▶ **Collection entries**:
◇ ◇ ◇ ◇ ◇

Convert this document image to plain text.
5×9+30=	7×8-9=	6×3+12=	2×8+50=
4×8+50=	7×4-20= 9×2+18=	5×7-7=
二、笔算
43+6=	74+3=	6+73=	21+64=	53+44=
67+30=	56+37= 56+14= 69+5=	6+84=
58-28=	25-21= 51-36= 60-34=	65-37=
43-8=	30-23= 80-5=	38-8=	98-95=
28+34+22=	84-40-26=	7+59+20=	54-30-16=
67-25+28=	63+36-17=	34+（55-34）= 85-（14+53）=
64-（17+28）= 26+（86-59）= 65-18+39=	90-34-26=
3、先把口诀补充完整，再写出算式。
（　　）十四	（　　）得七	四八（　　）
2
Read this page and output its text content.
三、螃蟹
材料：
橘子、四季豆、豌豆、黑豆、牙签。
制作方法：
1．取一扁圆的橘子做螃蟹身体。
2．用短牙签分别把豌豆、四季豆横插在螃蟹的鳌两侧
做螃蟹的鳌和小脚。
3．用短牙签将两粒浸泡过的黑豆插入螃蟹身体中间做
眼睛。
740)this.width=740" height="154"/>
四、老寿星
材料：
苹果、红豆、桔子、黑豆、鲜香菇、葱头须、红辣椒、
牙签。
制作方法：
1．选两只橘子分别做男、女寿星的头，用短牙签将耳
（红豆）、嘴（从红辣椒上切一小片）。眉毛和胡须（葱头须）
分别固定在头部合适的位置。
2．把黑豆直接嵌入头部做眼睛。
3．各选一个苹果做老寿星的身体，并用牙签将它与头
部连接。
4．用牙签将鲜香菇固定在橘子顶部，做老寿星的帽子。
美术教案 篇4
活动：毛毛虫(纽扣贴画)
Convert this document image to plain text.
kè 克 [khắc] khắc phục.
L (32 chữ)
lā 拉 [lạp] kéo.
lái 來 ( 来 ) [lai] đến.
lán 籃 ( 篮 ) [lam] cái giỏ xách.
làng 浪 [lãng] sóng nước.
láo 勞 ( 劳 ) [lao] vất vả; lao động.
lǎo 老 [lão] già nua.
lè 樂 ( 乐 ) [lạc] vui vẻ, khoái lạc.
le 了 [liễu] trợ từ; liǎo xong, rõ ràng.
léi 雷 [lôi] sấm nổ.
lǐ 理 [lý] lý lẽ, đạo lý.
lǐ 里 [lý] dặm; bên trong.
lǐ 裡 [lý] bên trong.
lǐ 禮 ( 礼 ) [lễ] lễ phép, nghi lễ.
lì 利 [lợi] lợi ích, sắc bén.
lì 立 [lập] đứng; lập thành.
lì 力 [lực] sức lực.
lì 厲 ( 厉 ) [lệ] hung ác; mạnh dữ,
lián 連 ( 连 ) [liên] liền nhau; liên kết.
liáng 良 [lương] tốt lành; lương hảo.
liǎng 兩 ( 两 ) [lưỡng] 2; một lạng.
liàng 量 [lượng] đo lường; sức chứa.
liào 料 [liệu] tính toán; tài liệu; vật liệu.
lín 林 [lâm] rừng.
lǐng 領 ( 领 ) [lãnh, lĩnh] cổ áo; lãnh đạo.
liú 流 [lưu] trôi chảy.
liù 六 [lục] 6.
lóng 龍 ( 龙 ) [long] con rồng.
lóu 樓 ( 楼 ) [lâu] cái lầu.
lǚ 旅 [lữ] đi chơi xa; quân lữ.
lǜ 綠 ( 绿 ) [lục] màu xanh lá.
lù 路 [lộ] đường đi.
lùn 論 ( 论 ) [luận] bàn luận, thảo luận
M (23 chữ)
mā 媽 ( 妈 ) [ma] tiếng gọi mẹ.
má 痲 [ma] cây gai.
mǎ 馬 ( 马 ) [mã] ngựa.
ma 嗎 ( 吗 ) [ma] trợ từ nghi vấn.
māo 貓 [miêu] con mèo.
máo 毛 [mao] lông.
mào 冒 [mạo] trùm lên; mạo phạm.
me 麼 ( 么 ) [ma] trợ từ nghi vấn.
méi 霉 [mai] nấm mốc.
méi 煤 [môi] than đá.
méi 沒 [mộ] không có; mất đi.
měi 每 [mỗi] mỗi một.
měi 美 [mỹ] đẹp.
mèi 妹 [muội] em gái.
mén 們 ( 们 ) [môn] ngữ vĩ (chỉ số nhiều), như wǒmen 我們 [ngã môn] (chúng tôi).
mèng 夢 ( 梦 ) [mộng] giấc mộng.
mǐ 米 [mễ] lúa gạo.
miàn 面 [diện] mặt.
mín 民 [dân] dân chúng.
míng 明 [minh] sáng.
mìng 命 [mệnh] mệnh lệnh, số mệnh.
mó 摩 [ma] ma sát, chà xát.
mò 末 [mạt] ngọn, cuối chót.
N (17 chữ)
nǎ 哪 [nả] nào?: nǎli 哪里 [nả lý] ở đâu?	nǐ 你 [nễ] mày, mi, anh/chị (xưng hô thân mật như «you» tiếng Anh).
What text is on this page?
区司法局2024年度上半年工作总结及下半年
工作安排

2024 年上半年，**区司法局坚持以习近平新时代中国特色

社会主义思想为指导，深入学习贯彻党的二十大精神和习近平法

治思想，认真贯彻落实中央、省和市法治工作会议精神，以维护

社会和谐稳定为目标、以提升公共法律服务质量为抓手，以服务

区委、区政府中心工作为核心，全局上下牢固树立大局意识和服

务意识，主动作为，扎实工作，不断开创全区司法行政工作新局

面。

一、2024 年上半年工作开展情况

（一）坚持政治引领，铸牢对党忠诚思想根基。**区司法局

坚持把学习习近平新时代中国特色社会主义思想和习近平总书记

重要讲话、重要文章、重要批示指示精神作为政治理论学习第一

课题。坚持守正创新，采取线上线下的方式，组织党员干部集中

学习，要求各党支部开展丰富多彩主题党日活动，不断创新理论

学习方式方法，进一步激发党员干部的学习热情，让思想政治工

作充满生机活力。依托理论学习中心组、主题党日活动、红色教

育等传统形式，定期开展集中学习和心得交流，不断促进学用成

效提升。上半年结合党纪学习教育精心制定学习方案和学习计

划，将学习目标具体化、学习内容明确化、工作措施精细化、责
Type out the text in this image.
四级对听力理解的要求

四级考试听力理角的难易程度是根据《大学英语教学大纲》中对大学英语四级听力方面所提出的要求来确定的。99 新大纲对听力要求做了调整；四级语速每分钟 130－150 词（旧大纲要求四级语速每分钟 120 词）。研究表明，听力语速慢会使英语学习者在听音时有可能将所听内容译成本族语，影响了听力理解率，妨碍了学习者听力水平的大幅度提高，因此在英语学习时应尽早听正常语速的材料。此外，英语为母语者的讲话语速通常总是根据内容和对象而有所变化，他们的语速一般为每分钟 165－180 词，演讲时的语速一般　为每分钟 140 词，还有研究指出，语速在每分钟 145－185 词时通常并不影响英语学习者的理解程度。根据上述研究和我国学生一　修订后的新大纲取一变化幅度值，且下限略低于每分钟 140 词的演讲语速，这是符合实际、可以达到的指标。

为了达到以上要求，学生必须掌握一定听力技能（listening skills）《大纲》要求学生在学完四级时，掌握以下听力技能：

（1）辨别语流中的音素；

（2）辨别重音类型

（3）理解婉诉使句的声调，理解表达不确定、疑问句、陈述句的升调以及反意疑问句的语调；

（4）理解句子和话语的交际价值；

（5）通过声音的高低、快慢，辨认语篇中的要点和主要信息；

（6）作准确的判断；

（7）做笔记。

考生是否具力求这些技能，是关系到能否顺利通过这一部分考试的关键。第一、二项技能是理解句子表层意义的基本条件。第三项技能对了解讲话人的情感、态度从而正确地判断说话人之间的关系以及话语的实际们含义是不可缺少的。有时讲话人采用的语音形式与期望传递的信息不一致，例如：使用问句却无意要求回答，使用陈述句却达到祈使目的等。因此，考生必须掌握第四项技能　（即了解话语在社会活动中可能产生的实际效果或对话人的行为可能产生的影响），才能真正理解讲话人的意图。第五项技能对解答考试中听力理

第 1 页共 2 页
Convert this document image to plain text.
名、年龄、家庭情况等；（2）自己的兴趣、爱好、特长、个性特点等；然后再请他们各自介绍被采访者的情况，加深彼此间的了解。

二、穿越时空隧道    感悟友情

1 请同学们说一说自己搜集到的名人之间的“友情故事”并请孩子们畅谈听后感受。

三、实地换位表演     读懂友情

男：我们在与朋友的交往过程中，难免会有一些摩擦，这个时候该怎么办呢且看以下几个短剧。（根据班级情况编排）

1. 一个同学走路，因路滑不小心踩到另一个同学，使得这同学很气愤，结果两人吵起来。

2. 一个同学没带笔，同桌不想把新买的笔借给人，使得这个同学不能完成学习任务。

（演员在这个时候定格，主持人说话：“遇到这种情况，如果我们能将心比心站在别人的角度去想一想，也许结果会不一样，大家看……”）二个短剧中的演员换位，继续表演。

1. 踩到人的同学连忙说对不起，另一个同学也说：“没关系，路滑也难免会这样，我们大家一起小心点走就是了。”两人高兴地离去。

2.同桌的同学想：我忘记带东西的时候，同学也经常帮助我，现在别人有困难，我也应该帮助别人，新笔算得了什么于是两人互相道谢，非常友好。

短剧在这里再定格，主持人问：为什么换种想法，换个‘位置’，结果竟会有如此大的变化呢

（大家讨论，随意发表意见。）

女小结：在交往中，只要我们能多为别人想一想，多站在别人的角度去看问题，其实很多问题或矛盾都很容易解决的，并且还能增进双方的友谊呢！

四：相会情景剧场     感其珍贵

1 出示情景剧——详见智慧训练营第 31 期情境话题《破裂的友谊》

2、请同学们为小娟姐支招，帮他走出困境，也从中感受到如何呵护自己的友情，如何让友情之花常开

◇ ◇ ◇ ◇ ◇

▶ **GIVEN PROBLEM**: Pull out all lines from the listing that contain the string "this".

▶ **FINISHED TASK**:
Convert this document image to plain text.
Read this page and output its text content.
740)this.width=740" height="154"/>
Convert this document image to plain text.
What text is on this page?
Type out the text in this image.
Convert this document image to plain text.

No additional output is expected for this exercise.